= What is expected =
Don't copy the pictures; return every other part of the records exactly.

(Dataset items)
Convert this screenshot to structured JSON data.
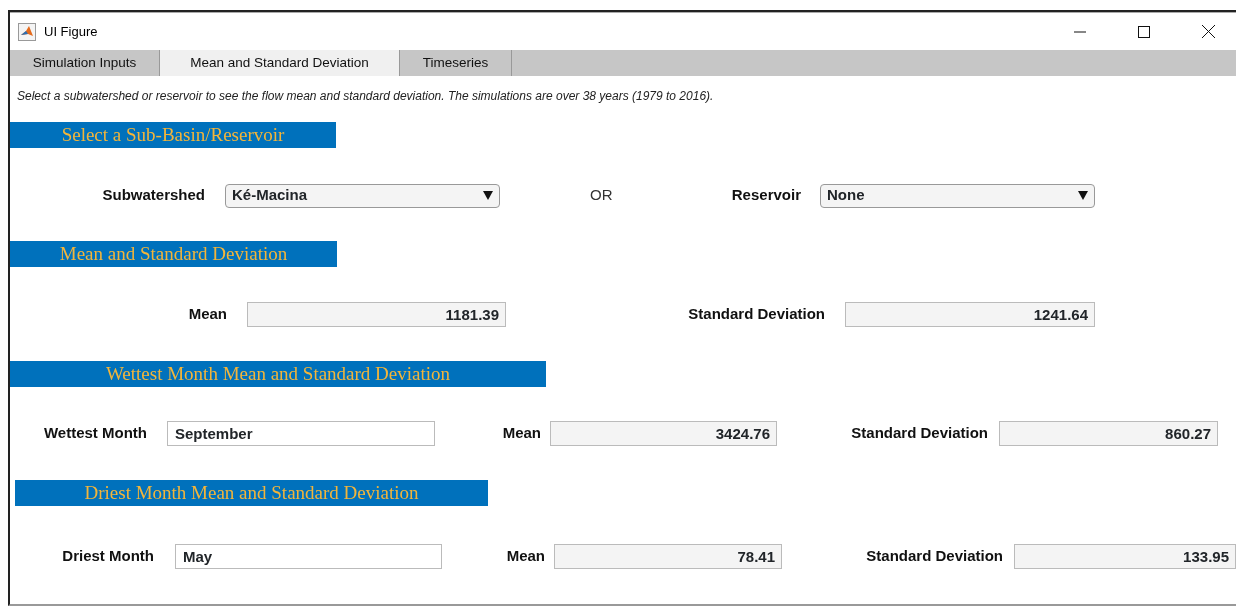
{
  "window": {
    "title": "UI Figure"
  },
  "tabs": [
    {
      "label": "Simulation Inputs",
      "selected": false
    },
    {
      "label": "Mean and Standard Deviation",
      "selected": true
    },
    {
      "label": "Timeseries",
      "selected": false
    }
  ],
  "description": "Select a subwatershed or reservoir to see the flow mean and standard deviation. The simulations are over 38 years (1979 to 2016).",
  "sections": [
    {
      "heading": "Select a Sub-Basin/Reservoir",
      "items": [
        {
          "kind": "label",
          "text": "Subwatershed"
        },
        {
          "kind": "dropdown",
          "value": "Ké-Macina"
        },
        {
          "kind": "text",
          "text": "OR"
        },
        {
          "kind": "label",
          "text": "Reservoir"
        },
        {
          "kind": "dropdown",
          "value": "None"
        }
      ]
    },
    {
      "heading": "Mean and Standard Deviation",
      "items": [
        {
          "kind": "label",
          "text": "Mean"
        },
        {
          "kind": "readout",
          "value": "1181.39"
        },
        {
          "kind": "label",
          "text": "Standard Deviation"
        },
        {
          "kind": "readout",
          "value": "1241.64"
        }
      ]
    },
    {
      "heading": "Wettest Month Mean and Standard Deviation",
      "items": [
        {
          "kind": "label",
          "text": "Wettest Month"
        },
        {
          "kind": "entry",
          "value": "September"
        },
        {
          "kind": "label",
          "text": "Mean"
        },
        {
          "kind": "readout",
          "value": "3424.76"
        },
        {
          "kind": "label",
          "text": "Standard Deviation"
        },
        {
          "kind": "readout",
          "value": "860.27"
        }
      ]
    },
    {
      "heading": "Driest Month Mean and Standard Deviation",
      "items": [
        {
          "kind": "label",
          "text": "Driest Month"
        },
        {
          "kind": "entry",
          "value": "May"
        },
        {
          "kind": "label",
          "text": "Mean"
        },
        {
          "kind": "readout",
          "value": "78.41"
        },
        {
          "kind": "label",
          "text": "Standard Deviation"
        },
        {
          "kind": "readout",
          "value": "133.95"
        }
      ]
    }
  ]
}
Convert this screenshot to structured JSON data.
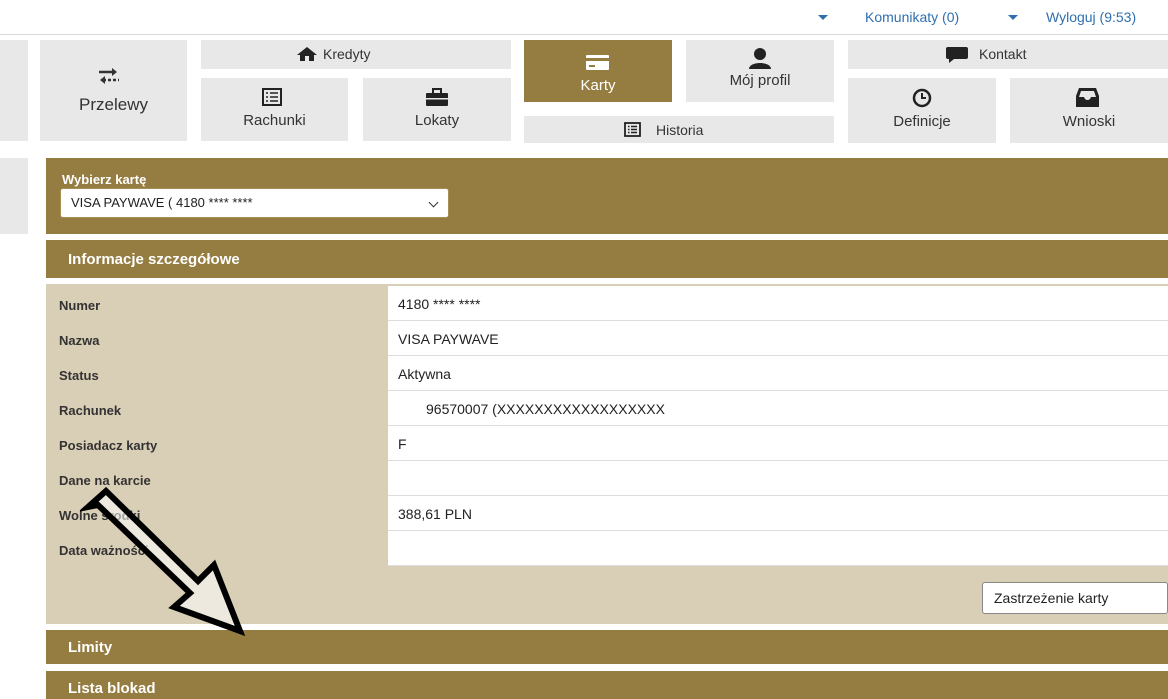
{
  "topbar": {
    "messages_label": "Komunikaty (0)",
    "logout_label": "Wyloguj (9:53)"
  },
  "nav": {
    "przelewy": "Przelewy",
    "kredyty": "Kredyty",
    "rachunki": "Rachunki",
    "lokaty": "Lokaty",
    "karty": "Karty",
    "historia": "Historia",
    "profil": "Mój profil",
    "kontakt": "Kontakt",
    "definicje": "Definicje",
    "wnioski": "Wnioski",
    "active": "Karty"
  },
  "card_select": {
    "label": "Wybierz kartę",
    "value": "VISA PAYWAVE ( 4180 **** ****"
  },
  "details": {
    "header": "Informacje szczegółowe",
    "rows": [
      {
        "label": "Numer",
        "value": "4180 **** ****"
      },
      {
        "label": "Nazwa",
        "value": "VISA PAYWAVE"
      },
      {
        "label": "Status",
        "value": "Aktywna"
      },
      {
        "label": "Rachunek",
        "value": "96570007 (XXXXXXXXXXXXXXXXXX"
      },
      {
        "label": "Posiadacz karty",
        "value": "F"
      },
      {
        "label": "Dane na karcie",
        "value": ""
      },
      {
        "label": "Wolne środki",
        "value": "388,61 PLN"
      },
      {
        "label": "Data ważności",
        "value": ""
      }
    ],
    "block_button": "Zastrzeżenie karty"
  },
  "sections": {
    "limits": "Limity",
    "blocks": "Lista blokad"
  },
  "colors": {
    "accent": "#957d42",
    "accent_light": "#d9ceb6",
    "link": "#2f6fb0",
    "tile": "#e8e8e8"
  }
}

= Right answer =
Convert this screenshot to structured JSON data.
{
  "window": {
    "title": "UI Figure"
  },
  "tabs": [
    {
      "label": "Simulation Inputs",
      "selected": false
    },
    {
      "label": "Mean and Standard Deviation",
      "selected": true
    },
    {
      "label": "Timeseries",
      "selected": false
    }
  ],
  "description": "Select a subwatershed or reservoir to see the flow mean and standard deviation. The simulations are over 38 years (1979 to 2016).",
  "sections": [
    {
      "heading": "Select a Sub-Basin/Reservoir",
      "items": [
        {
          "kind": "label",
          "text": "Subwatershed"
        },
        {
          "kind": "dropdown",
          "value": "Ké-Macina"
        },
        {
          "kind": "text",
          "text": "OR"
        },
        {
          "kind": "label",
          "text": "Reservoir"
        },
        {
          "kind": "dropdown",
          "value": "None"
        }
      ]
    },
    {
      "heading": "Mean and Standard Deviation",
      "items": [
        {
          "kind": "label",
          "text": "Mean"
        },
        {
          "kind": "readout",
          "value": "1181.39"
        },
        {
          "kind": "label",
          "text": "Standard Deviation"
        },
        {
          "kind": "readout",
          "value": "1241.64"
        }
      ]
    },
    {
      "heading": "Wettest Month Mean and Standard Deviation",
      "items": [
        {
          "kind": "label",
          "text": "Wettest Month"
        },
        {
          "kind": "entry",
          "value": "September"
        },
        {
          "kind": "label",
          "text": "Mean"
        },
        {
          "kind": "readout",
          "value": "3424.76"
        },
        {
          "kind": "label",
          "text": "Standard Deviation"
        },
        {
          "kind": "readout",
          "value": "860.27"
        }
      ]
    },
    {
      "heading": "Driest Month Mean and Standard Deviation",
      "items": [
        {
          "kind": "label",
          "text": "Driest Month"
        },
        {
          "kind": "entry",
          "value": "May"
        },
        {
          "kind": "label",
          "text": "Mean"
        },
        {
          "kind": "readout",
          "value": "78.41"
        },
        {
          "kind": "label",
          "text": "Standard Deviation"
        },
        {
          "kind": "readout",
          "value": "133.95"
        }
      ]
    }
  ]
}
Convert this screenshot to structured JSON data.
{
  "topbar": {
    "messages_label": "Komunikaty (0)",
    "logout_label": "Wyloguj (9:53)"
  },
  "nav": {
    "przelewy": "Przelewy",
    "kredyty": "Kredyty",
    "rachunki": "Rachunki",
    "lokaty": "Lokaty",
    "karty": "Karty",
    "historia": "Historia",
    "profil": "Mój profil",
    "kontakt": "Kontakt",
    "definicje": "Definicje",
    "wnioski": "Wnioski",
    "active": "Karty"
  },
  "card_select": {
    "label": "Wybierz kartę",
    "value": "VISA PAYWAVE ( 4180 **** ****"
  },
  "details": {
    "header": "Informacje szczegółowe",
    "rows": [
      {
        "label": "Numer",
        "value": "4180 **** ****"
      },
      {
        "label": "Nazwa",
        "value": "VISA PAYWAVE"
      },
      {
        "label": "Status",
        "value": "Aktywna"
      },
      {
        "label": "Rachunek",
        "value": "96570007 (XXXXXXXXXXXXXXXXXX"
      },
      {
        "label": "Posiadacz karty",
        "value": "F"
      },
      {
        "label": "Dane na karcie",
        "value": ""
      },
      {
        "label": "Wolne środki",
        "value": "388,61 PLN"
      },
      {
        "label": "Data ważności",
        "value": ""
      }
    ],
    "block_button": "Zastrzeżenie karty"
  },
  "sections": {
    "limits": "Limity",
    "blocks": "Lista blokad"
  },
  "colors": {
    "accent": "#957d42",
    "accent_light": "#d9ceb6",
    "link": "#2f6fb0",
    "tile": "#e8e8e8"
  }
}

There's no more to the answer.